__What is expected__: Every line that holds "coordinate" should be shown.

__Entries supplied__:
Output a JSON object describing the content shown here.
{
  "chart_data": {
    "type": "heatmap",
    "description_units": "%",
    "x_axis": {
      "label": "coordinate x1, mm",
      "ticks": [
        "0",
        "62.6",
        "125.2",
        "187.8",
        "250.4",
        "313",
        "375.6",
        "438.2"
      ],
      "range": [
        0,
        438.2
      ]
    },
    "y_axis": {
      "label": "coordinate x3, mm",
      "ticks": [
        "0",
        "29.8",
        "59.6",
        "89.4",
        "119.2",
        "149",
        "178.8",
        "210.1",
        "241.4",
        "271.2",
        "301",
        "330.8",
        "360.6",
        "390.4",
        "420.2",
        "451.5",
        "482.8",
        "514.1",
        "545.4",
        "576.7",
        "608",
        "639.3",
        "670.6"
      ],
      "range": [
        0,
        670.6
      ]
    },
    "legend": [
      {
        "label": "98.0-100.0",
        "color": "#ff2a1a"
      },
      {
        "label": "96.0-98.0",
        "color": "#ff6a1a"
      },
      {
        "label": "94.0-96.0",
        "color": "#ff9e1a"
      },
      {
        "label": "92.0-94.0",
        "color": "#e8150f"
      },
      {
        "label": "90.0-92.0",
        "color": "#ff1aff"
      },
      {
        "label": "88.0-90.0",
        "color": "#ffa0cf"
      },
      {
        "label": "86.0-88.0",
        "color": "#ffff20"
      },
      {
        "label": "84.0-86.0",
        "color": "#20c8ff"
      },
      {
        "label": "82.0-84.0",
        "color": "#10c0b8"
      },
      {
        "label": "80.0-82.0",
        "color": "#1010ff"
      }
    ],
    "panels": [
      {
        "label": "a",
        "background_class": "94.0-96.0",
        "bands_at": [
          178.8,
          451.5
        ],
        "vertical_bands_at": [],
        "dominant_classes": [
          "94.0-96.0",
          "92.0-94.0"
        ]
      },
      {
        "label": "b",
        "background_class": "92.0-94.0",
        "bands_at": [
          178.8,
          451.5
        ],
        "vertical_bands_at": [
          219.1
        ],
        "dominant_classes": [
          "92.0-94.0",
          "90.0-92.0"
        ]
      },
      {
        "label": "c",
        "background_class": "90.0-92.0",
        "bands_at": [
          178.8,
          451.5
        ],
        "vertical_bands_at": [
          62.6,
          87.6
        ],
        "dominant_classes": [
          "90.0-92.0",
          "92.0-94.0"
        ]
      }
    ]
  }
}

__Finished task__:
      "label": "coordinate x1, mm",
      "label": "coordinate x3, mm",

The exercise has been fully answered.